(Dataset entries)
------------------------------
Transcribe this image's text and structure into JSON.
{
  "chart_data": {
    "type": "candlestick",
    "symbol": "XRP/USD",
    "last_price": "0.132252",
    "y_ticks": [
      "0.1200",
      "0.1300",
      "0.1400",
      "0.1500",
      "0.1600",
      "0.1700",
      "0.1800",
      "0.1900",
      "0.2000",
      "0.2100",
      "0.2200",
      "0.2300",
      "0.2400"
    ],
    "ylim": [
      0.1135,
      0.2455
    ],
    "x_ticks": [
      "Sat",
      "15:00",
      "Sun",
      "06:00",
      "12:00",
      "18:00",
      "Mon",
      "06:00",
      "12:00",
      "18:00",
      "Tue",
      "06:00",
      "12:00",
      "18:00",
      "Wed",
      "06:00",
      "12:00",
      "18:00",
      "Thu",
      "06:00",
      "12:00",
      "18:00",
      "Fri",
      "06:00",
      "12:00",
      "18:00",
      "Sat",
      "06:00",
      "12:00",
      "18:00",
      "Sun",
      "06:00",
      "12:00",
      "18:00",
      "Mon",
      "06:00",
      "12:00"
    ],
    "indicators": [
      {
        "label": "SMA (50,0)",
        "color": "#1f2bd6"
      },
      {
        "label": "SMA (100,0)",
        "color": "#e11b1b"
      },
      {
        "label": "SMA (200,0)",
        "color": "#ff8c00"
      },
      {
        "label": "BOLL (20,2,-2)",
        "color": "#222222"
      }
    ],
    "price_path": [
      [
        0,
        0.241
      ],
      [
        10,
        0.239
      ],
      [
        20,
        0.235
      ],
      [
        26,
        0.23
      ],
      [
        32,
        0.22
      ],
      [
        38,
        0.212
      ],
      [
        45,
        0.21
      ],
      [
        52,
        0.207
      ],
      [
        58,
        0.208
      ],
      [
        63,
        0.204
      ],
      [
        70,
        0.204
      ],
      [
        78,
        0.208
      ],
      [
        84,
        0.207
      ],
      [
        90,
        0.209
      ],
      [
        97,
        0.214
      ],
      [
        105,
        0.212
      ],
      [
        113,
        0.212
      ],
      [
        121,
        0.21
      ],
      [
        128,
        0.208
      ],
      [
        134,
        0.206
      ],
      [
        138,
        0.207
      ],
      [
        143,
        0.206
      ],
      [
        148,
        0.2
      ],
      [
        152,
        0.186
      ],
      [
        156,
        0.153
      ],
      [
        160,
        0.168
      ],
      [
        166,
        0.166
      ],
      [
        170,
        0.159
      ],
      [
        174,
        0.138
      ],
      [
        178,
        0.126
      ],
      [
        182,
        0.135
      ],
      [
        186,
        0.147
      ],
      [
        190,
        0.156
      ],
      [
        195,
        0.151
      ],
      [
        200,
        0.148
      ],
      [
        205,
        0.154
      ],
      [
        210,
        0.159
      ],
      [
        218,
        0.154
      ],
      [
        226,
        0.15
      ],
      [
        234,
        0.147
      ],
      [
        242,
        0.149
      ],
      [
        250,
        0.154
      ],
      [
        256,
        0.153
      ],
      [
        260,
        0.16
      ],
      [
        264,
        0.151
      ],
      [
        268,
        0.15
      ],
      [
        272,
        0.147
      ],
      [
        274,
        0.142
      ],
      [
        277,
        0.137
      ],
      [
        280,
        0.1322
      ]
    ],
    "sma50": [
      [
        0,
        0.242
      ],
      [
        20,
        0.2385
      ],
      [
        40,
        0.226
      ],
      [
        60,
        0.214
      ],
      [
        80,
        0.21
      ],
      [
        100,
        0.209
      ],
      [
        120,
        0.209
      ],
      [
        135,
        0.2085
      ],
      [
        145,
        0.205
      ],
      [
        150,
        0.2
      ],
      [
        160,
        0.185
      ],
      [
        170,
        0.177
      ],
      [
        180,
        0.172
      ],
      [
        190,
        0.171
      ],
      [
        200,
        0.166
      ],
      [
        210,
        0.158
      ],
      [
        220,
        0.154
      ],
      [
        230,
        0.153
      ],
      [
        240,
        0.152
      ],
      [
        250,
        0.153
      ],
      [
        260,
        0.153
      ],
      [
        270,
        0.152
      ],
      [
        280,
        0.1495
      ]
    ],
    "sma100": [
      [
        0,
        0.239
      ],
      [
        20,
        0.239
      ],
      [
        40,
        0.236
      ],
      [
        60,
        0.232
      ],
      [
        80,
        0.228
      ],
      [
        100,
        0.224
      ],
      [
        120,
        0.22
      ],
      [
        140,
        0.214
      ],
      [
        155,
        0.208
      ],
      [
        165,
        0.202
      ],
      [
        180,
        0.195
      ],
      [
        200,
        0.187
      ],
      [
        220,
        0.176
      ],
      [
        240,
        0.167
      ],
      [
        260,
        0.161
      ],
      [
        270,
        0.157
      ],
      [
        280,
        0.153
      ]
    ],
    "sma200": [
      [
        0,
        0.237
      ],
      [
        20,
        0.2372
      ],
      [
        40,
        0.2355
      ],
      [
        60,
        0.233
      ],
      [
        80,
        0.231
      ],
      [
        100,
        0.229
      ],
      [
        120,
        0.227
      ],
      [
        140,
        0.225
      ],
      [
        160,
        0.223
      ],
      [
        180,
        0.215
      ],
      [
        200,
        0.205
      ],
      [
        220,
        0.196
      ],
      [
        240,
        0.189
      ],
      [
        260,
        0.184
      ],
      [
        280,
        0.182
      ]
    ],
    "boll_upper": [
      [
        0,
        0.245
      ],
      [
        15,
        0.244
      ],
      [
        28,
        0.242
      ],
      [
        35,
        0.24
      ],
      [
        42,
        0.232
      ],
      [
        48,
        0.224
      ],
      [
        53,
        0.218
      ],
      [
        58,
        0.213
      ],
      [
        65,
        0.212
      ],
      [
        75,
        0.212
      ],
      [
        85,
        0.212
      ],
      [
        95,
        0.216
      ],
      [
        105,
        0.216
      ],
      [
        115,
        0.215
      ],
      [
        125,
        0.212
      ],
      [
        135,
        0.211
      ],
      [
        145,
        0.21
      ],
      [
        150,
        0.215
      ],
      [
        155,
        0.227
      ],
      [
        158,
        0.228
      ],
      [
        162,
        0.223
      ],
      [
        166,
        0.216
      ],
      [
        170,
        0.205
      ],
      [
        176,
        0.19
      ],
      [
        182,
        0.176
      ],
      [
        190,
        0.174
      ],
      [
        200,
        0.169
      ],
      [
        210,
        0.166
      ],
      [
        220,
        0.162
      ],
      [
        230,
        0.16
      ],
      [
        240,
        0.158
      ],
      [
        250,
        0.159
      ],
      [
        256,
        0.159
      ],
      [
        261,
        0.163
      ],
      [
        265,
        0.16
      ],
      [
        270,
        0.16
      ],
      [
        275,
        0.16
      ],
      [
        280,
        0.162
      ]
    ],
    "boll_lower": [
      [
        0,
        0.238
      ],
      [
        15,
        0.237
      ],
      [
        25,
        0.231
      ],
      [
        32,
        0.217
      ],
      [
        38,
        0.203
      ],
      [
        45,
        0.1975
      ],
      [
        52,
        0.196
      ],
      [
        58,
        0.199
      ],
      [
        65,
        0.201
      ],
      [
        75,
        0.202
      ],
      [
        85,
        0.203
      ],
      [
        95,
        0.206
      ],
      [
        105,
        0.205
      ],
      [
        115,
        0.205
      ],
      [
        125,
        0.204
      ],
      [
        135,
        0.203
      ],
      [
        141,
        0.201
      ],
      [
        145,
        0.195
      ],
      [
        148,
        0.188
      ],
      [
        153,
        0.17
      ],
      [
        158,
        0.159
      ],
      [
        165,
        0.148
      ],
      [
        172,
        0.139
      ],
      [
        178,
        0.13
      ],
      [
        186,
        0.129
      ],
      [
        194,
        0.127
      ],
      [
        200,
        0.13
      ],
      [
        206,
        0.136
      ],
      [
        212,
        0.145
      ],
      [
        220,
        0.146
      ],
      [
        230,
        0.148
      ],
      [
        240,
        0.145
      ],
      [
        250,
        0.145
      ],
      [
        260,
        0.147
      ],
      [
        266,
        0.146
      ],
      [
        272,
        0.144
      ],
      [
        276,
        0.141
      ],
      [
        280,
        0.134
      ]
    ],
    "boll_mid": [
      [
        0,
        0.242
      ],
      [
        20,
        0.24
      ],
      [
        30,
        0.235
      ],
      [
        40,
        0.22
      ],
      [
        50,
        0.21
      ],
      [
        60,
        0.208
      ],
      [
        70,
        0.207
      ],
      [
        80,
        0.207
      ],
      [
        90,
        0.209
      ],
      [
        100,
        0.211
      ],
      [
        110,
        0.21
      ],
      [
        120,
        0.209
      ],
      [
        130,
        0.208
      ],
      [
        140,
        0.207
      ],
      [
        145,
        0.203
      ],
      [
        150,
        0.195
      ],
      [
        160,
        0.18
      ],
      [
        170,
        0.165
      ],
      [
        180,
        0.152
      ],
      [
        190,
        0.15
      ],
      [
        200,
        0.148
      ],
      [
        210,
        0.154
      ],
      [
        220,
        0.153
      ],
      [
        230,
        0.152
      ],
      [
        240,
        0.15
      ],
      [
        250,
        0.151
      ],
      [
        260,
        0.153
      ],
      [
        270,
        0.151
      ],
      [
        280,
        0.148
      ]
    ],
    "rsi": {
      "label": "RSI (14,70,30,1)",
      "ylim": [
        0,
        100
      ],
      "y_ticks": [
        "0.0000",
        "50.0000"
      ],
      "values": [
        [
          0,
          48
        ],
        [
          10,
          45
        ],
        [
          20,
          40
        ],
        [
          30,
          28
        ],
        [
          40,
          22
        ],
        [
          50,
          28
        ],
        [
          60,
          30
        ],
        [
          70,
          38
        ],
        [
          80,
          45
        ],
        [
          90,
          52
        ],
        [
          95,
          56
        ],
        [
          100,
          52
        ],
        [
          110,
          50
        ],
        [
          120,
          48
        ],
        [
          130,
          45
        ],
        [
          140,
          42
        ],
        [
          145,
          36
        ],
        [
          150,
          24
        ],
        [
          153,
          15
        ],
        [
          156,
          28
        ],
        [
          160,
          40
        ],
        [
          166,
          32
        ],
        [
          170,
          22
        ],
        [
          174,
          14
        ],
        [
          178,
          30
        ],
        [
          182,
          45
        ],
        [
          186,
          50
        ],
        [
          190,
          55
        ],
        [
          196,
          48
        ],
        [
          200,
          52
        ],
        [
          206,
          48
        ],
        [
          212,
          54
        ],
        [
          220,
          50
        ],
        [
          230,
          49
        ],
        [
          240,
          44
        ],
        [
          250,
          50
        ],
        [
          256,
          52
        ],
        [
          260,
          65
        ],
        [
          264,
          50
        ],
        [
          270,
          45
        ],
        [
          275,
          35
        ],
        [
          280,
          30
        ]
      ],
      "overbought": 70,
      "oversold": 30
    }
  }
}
------------------------------
> _WHAT IS REQUIRED_
Tally the lines containing "color". Provide the number without any other words.

> _FULL OUTPUT_
4